Exercise task a: Retype the article about cameras and mountain biking word for word, in full.

Given text:

Better Riding Through Pictures
FOUR TOP ATHLETES AND SHOOTERS DISCUSS HOW CAMERAS HAVE BECOME PART OF THEIR SPORT AND HOW YOU CAN USE TECHNOLOGY TO IMPROVE AS A RIDER, WIN AT SOCIAL MEDIA OR JUST HAVE MORE FUN
Four top athletes and shooters discuss how cameras have become part of their sport and how you can use technology to improve as a rider, win at social media or just have more fun
Aaron Chase was tired, hot, and hungry, and just wanted to get the ride over with.
“I was in the Smoky Mountains in Idaho, riding down this mountain. I was totally bonking on this 20-mile ride over relentless mountains. I didn’t eat enough or drink enough,” said Chase, a pro mountain bike rider, photographer and video producer. “It was survival mode.”
Just then, the entire mood of the ride changed. It was late in the day, approaching the magic hour of sunset, and the light in the sky was a warm golden colour. All of a sudden, Chase realized he was in the middle of something very special. “I was riding fast down this whooped-out trail in a field, and it was like big, tall wheat grass, and there were a dozen elk running with me. I had a camera mounted on my chest, and one on my helmet.”
This was exactly the kind of moment that makes for inspiring images of mountain biking – the stuff that Chase works hard to find and capture on camera. The light and landscape alone were strong, and then to have the elk running alongside Chase took everything about the experience to a whole new level. Or would have, were it not for a fatigue-induced mistake. “Neither camera was even powered on. I completely missed getting any footage of me riding through a pack of these beasts,” said Chase. “I watched the gold nugget slip right between my fingers and back into the river.”

Data for this exercise:
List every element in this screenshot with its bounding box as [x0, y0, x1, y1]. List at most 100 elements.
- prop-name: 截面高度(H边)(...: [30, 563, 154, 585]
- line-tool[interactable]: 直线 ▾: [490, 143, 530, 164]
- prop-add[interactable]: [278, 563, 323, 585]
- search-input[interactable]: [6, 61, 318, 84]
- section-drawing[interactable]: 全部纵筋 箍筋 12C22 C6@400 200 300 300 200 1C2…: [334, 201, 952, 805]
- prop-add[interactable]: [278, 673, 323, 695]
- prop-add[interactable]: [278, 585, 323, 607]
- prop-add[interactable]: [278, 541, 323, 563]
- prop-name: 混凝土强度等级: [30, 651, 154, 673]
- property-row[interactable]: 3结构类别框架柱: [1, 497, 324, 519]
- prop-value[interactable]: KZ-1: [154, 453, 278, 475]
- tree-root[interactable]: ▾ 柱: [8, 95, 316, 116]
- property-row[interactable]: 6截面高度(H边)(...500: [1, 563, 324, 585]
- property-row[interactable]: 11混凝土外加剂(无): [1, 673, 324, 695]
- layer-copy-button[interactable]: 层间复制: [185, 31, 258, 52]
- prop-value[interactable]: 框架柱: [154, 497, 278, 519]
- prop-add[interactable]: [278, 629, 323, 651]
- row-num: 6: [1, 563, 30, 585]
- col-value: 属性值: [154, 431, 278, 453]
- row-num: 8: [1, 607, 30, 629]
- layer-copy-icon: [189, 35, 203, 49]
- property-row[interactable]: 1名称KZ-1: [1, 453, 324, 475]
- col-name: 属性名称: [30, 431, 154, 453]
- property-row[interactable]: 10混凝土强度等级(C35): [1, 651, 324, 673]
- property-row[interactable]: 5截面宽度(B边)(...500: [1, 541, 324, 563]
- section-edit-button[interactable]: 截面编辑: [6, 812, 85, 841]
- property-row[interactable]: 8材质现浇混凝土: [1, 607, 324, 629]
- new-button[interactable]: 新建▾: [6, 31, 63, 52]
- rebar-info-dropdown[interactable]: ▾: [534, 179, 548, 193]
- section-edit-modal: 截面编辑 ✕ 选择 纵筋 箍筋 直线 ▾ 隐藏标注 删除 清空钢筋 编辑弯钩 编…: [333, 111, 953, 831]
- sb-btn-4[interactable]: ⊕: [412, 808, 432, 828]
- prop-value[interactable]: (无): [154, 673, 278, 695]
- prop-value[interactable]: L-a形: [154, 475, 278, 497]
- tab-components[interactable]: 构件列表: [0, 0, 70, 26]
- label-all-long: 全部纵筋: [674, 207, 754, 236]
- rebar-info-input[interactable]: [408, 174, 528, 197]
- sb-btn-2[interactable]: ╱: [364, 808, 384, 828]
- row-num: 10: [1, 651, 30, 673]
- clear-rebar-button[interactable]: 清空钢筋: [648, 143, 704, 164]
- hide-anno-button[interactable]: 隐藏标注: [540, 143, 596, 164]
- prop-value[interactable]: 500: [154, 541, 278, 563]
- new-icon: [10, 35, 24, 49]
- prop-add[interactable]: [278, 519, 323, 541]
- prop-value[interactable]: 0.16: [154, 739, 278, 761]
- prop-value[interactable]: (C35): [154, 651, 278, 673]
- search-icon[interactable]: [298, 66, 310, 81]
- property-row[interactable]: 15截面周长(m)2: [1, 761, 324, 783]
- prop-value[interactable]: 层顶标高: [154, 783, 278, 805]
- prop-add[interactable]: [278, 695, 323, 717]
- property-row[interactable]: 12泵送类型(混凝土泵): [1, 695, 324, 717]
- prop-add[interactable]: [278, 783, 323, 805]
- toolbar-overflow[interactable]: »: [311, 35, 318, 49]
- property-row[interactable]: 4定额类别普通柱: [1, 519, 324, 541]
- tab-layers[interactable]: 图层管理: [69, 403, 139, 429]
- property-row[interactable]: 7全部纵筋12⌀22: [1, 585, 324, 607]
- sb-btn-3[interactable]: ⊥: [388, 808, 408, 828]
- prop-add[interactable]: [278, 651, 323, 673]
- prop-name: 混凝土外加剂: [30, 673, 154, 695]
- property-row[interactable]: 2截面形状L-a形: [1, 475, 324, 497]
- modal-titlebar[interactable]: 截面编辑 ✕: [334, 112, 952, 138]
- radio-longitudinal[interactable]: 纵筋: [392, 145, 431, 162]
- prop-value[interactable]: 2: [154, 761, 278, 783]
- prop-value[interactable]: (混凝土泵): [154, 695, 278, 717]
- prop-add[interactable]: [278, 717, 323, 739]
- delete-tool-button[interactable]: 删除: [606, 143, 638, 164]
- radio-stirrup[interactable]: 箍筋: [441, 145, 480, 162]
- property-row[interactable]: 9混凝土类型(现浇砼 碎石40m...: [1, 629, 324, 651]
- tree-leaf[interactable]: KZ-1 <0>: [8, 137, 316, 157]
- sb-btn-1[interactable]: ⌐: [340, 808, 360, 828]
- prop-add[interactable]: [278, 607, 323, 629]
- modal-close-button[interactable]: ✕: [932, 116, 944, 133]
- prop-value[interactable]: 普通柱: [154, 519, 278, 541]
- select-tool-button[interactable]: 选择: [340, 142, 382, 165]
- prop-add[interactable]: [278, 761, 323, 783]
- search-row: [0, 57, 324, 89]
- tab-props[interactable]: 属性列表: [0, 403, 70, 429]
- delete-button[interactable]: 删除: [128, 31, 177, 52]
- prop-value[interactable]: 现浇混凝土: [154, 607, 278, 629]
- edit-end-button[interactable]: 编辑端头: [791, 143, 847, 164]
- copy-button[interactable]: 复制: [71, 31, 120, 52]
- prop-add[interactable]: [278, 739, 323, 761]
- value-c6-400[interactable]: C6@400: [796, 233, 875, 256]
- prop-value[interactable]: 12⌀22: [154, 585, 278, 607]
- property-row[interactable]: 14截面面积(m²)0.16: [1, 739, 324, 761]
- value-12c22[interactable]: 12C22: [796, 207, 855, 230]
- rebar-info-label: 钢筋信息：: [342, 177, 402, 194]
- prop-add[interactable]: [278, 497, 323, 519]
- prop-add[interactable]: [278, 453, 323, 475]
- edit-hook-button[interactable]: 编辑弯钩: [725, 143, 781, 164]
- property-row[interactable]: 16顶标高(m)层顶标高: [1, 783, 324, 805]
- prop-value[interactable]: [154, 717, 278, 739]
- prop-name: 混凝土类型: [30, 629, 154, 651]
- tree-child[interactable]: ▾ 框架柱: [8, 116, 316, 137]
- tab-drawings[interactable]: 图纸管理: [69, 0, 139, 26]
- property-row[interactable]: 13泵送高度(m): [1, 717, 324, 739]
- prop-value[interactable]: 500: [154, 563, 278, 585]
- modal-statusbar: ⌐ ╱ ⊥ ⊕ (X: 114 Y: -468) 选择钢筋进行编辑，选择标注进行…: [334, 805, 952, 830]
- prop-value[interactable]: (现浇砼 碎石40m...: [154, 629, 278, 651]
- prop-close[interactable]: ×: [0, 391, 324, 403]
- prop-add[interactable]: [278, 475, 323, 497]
---
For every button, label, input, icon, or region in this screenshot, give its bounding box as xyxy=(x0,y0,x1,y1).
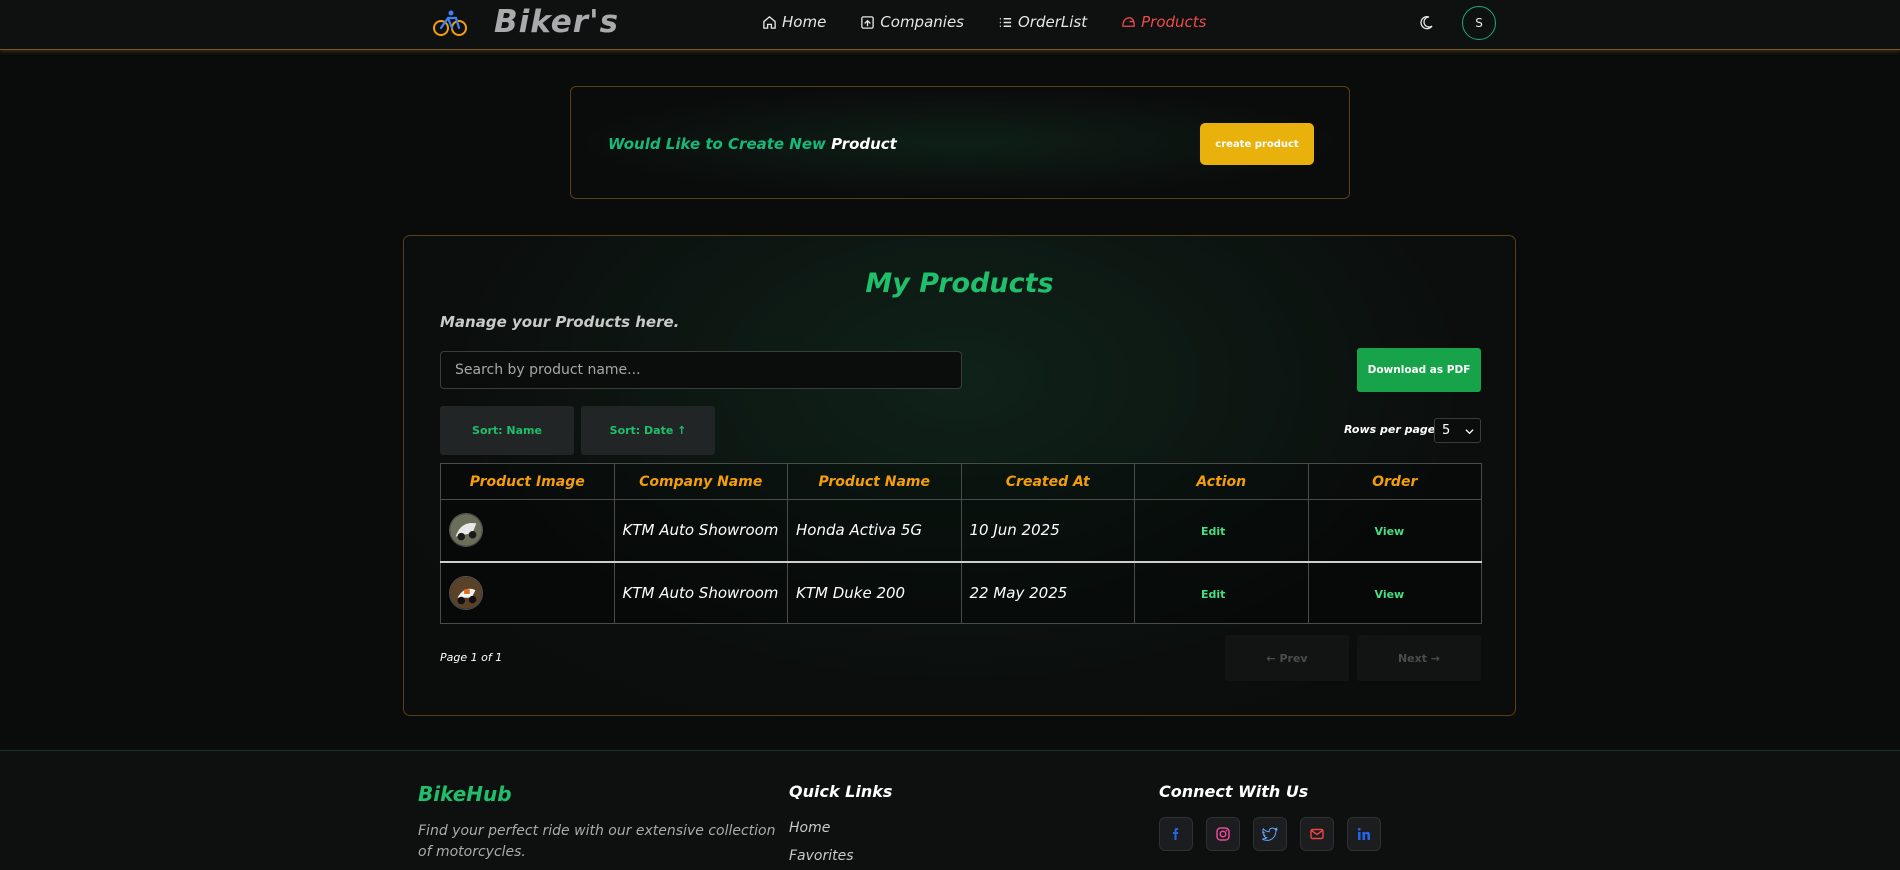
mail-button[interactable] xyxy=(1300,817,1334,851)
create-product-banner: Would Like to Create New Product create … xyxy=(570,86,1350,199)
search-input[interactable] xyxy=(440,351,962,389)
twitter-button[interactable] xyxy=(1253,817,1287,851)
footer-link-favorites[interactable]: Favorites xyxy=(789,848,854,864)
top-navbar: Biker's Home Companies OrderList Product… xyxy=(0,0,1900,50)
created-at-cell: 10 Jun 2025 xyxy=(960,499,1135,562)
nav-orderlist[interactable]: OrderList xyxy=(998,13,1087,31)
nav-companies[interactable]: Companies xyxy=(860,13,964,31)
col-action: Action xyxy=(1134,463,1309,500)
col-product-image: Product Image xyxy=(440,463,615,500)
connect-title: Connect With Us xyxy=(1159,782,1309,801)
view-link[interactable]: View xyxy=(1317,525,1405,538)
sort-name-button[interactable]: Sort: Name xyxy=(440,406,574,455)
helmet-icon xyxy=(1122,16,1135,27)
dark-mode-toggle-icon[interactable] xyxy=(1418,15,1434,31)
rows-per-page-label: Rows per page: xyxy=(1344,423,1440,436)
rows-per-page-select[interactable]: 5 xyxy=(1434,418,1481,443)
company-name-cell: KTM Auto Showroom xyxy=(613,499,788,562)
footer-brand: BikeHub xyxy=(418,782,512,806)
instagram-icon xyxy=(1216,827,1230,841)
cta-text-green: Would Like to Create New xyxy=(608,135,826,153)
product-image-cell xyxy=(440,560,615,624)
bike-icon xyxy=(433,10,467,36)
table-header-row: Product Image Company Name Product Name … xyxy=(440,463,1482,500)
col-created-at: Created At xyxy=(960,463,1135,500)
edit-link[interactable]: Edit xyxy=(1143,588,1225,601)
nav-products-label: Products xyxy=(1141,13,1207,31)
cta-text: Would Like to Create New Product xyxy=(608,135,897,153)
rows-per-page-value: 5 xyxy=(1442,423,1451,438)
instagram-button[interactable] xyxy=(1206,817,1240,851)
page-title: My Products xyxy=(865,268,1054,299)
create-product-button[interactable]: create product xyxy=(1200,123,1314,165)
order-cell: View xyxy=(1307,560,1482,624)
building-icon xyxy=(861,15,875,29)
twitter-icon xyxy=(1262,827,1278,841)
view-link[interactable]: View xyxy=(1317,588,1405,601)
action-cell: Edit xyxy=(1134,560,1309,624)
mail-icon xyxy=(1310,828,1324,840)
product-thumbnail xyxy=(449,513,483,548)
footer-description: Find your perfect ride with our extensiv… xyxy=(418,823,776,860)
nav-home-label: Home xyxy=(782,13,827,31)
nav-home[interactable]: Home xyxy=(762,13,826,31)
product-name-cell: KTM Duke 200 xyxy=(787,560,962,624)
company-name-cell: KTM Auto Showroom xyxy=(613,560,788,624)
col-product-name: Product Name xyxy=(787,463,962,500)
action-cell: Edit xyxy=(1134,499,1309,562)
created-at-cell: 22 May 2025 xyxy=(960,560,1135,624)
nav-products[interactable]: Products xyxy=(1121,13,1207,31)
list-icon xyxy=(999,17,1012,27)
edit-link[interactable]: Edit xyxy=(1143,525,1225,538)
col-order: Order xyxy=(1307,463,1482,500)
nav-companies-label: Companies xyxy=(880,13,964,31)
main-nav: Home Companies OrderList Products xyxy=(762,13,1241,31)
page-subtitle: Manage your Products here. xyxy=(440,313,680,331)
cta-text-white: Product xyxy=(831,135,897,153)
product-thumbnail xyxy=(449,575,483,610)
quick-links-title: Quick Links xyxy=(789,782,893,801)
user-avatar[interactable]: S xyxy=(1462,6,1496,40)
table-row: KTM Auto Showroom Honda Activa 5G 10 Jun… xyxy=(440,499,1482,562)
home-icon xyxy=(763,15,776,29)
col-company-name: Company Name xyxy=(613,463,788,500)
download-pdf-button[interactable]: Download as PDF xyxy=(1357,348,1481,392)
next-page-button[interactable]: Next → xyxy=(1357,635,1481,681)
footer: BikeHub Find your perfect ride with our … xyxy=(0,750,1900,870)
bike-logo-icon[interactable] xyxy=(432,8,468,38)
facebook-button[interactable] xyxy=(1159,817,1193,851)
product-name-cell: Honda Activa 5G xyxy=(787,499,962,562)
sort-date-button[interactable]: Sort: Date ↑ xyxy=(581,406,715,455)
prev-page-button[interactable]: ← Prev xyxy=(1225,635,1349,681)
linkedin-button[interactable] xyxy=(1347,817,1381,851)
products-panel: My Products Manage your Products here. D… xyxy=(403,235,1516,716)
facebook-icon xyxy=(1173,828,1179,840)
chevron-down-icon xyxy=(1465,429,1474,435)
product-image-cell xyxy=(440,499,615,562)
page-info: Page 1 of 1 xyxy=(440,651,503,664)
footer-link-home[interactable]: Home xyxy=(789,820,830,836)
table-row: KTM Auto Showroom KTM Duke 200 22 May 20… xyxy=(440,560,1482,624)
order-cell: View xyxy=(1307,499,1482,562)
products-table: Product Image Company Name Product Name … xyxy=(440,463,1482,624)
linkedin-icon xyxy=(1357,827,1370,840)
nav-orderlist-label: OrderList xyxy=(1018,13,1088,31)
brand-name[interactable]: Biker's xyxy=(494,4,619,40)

Exercise task b: Please echo the first listing from the line containing "List every element" through the line containing "- property-row[interactable]: 3结构类别框架柱: [1, 497, 324, 519]", both included, with nothing else.

Full answer a:
Better Riding Through Pictures
FOUR TOP ATHLETES AND SHOOTERS DISCUSS HOW CAMERAS HAVE BECOME PART OF THEIR SPORT AND HOW YOU CAN USE TECHNOLOGY TO IMPROVE AS A RIDER, WIN AT SOCIAL MEDIA OR JUST HAVE MORE FUN
Four top athletes and shooters discuss how cameras have become part of their sport and how you can use technology to improve as a rider, win at social media or just have more fun
Aaron Chase was tired, hot, and hungry, and just wanted to get the ride over with.
“I was in the Smoky Mountains in Idaho, riding down this mountain. I was totally bonking on this 20-mile ride over relentless mountains. I didn’t eat enough or drink enough,” said Chase, a pro mountain bike rider, photographer and video producer. “It was survival mode.”
Just then, the entire mood of the ride changed. It was late in the day, approaching the magic hour of sunset, and the light in the sky was a warm golden colour. All of a sudden, Chase realized he was in the middle of something very special. “I was riding fast down this whooped-out trail in a field, and it was like big, tall wheat grass, and there were a dozen elk running with me. I had a camera mounted on my chest, and one on my helmet.”
This was exactly the kind of moment that makes for inspiring images of mountain biking – the stuff that Chase works hard to find and capture on camera. The light and landscape alone were strong, and then to have the elk running alongside Chase took everything about the experience to a whole new level. Or would have, were it not for a fatigue-induced mistake. “Neither camera was even powered on. I completely missed getting any footage of me riding through a pack of these beasts,” said Chase. “I watched the gold nugget slip right between my fingers and back into the river.”

Full answer b:
List every element in this screenshot with its bounding box as [x0, y0, x1, y1]. List at most 100 elements.
- prop-name: 截面高度(H边)(...: [30, 563, 154, 585]
- line-tool[interactable]: 直线 ▾: [490, 143, 530, 164]
- prop-add[interactable]: [278, 563, 323, 585]
- search-input[interactable]: [6, 61, 318, 84]
- section-drawing[interactable]: 全部纵筋 箍筋 12C22 C6@400 200 300 300 200 1C2…: [334, 201, 952, 805]
- prop-add[interactable]: [278, 673, 323, 695]
- prop-add[interactable]: [278, 585, 323, 607]
- prop-add[interactable]: [278, 541, 323, 563]
- prop-name: 混凝土强度等级: [30, 651, 154, 673]
- property-row[interactable]: 3结构类别框架柱: [1, 497, 324, 519]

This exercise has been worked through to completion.